(Stored data entries)
+++++

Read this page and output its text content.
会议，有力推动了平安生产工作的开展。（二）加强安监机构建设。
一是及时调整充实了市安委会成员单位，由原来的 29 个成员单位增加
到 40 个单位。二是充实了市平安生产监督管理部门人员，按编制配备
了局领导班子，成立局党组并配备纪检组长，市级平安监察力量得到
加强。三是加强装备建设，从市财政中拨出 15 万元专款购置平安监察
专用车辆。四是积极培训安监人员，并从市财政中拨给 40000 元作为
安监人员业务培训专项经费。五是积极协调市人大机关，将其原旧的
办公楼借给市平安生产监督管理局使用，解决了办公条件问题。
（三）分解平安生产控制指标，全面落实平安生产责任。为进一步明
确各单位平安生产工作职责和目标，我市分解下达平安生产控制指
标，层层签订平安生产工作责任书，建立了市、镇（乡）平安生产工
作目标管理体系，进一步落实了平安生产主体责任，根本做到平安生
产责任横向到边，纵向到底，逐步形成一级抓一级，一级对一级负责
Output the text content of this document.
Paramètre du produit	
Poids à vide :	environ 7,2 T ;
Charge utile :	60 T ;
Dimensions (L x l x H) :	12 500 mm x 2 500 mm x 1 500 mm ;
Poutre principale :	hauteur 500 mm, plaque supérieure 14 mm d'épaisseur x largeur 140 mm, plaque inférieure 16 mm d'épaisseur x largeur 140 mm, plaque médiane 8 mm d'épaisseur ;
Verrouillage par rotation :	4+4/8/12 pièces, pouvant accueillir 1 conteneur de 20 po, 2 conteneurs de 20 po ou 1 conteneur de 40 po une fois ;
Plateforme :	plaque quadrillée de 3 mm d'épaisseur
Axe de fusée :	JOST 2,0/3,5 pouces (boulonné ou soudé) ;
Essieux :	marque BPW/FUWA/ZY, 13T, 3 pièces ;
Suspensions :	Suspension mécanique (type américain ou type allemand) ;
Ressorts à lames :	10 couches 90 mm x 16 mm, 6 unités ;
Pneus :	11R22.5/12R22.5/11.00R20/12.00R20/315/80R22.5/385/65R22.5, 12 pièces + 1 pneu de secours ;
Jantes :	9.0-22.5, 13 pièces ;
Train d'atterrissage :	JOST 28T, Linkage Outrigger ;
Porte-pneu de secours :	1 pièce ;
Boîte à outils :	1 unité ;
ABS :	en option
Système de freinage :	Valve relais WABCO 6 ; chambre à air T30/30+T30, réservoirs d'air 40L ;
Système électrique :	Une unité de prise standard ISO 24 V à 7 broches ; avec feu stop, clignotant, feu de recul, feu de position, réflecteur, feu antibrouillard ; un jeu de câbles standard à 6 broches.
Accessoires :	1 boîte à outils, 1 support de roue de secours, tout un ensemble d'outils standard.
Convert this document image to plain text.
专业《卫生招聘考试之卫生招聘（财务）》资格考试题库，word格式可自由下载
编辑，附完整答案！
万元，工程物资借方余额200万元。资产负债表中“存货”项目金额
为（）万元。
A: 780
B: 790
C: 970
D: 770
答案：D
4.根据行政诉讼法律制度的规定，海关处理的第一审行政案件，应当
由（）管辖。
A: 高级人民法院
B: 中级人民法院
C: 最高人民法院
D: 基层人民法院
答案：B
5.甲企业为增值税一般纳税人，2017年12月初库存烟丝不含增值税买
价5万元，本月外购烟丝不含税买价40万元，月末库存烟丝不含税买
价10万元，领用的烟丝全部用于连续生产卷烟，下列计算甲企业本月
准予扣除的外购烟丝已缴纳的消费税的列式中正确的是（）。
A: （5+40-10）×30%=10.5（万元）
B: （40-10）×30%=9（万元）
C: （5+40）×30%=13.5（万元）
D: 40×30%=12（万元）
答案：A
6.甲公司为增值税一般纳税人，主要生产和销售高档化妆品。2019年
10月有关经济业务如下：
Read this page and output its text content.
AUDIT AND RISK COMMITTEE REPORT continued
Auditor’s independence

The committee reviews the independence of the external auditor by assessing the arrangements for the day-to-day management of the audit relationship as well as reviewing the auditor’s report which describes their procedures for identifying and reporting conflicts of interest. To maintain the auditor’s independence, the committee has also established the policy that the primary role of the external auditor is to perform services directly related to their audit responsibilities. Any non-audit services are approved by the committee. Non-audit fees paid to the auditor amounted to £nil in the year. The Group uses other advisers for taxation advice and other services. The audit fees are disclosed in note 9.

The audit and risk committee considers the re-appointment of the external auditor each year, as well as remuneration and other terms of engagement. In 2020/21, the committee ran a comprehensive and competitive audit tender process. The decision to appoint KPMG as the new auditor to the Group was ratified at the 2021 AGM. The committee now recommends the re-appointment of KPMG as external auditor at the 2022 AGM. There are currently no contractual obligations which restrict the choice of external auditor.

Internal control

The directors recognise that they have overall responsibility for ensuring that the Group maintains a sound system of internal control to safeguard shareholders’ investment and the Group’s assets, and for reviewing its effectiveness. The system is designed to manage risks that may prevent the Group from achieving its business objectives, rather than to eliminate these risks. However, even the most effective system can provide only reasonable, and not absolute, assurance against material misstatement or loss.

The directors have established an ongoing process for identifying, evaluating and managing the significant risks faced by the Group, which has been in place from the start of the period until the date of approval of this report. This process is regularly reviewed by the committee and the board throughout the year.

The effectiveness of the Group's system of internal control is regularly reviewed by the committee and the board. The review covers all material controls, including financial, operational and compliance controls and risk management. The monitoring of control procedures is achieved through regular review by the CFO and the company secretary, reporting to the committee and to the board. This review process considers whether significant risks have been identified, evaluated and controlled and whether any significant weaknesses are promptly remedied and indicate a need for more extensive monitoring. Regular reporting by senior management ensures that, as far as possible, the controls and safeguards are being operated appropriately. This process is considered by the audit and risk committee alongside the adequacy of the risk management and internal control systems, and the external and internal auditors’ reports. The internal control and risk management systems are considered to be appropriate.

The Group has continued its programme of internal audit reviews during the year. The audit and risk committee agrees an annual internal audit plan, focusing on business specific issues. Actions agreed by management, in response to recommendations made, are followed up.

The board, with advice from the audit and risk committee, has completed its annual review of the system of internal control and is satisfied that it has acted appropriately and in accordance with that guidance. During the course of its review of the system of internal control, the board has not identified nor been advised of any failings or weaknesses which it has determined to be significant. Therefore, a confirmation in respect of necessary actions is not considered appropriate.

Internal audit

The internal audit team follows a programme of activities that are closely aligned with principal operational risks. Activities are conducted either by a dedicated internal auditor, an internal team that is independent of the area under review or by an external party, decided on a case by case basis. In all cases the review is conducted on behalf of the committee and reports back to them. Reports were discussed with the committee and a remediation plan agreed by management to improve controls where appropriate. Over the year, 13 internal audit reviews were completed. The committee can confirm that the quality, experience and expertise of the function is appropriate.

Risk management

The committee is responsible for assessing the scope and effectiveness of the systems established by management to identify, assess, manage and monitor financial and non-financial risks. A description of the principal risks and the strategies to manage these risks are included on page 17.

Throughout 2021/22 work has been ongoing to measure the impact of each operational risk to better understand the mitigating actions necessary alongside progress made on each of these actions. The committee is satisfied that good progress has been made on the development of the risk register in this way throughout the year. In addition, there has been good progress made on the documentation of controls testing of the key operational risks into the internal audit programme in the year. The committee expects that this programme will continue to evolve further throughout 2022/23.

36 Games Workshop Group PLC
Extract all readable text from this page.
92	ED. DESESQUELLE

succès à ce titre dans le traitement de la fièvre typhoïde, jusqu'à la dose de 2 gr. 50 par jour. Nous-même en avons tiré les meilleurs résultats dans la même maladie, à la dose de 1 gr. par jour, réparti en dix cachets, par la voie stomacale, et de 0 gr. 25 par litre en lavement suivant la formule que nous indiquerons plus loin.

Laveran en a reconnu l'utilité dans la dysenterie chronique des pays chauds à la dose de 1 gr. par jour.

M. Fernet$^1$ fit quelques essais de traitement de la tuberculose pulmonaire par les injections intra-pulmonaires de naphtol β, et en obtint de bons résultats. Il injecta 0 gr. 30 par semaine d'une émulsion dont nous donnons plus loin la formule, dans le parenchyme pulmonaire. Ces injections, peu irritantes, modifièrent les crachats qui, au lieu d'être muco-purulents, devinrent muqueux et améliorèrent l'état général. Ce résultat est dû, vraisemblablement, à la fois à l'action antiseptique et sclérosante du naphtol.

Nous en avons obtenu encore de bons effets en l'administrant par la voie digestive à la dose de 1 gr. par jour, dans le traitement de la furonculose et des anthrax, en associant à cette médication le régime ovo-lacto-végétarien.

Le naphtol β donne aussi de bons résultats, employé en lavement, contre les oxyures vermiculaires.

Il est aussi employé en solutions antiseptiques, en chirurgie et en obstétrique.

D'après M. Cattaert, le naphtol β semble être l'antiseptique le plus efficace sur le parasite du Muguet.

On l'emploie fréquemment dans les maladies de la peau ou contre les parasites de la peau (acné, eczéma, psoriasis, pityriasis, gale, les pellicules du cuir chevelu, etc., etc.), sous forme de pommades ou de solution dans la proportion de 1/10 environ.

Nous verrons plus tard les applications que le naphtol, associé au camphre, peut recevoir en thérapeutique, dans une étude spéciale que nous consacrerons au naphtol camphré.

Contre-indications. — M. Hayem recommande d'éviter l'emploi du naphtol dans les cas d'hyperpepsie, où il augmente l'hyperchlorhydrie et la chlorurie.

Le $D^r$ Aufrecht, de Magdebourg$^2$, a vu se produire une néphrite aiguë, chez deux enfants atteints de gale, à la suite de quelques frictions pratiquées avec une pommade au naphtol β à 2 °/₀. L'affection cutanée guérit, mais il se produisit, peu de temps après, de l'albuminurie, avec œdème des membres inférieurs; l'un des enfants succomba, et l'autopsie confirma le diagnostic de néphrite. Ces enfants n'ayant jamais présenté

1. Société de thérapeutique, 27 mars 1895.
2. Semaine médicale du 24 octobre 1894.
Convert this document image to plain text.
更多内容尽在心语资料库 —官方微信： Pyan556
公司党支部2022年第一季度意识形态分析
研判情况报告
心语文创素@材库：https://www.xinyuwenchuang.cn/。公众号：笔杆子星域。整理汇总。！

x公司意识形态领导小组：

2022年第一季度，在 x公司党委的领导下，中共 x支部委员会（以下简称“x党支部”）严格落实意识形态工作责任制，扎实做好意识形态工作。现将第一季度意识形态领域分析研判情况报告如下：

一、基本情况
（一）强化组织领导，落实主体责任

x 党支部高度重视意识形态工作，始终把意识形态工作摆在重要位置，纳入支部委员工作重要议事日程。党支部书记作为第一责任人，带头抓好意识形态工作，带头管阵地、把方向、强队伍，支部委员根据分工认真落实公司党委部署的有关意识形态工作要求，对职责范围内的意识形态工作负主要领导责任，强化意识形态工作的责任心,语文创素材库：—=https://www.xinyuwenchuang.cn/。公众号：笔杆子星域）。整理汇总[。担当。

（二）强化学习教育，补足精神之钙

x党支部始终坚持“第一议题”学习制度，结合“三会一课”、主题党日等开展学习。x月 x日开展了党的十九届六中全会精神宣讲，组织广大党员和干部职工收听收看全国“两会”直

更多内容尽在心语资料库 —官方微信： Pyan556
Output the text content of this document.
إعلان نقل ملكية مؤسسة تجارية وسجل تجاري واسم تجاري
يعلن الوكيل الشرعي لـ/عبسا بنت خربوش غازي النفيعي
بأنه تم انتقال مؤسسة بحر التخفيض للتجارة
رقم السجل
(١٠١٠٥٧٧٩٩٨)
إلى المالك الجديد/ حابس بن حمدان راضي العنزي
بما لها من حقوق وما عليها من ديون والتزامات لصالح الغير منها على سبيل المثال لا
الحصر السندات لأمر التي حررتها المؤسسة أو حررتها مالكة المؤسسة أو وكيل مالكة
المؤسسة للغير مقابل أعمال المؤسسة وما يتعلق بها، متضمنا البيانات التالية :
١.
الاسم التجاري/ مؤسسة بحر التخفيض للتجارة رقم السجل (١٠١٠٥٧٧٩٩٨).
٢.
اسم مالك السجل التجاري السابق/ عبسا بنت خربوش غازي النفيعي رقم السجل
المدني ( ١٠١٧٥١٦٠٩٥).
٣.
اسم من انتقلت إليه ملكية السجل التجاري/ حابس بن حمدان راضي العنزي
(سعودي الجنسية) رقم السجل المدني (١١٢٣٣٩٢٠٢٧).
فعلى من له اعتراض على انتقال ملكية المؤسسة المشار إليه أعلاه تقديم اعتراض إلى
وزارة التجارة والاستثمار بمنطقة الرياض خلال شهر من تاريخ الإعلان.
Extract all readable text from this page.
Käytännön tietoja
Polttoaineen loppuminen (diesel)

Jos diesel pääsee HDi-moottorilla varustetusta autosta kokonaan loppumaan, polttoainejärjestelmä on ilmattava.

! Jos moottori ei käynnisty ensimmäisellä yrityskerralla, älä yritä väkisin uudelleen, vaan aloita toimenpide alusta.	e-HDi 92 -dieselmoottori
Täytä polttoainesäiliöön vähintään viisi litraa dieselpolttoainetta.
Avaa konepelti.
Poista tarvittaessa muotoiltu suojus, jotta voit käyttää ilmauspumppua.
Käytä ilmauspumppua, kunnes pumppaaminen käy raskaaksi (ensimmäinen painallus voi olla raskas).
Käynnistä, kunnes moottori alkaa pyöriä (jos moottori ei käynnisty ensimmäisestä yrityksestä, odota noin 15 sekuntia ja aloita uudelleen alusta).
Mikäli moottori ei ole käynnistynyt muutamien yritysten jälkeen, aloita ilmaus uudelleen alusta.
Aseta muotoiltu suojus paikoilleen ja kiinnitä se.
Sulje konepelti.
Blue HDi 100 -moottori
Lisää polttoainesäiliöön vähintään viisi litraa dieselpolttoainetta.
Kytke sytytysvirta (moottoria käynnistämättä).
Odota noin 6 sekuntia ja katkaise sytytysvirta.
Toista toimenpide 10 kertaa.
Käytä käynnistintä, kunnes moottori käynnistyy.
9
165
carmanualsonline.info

+++++

Show every line from the entries above in which "المدني" appears.

المدني ( ١٠١٧٥١٦٠٩٥).
(سعودي الجنسية) رقم السجل المدني (١١٢٣٣٩٢٠٢٧).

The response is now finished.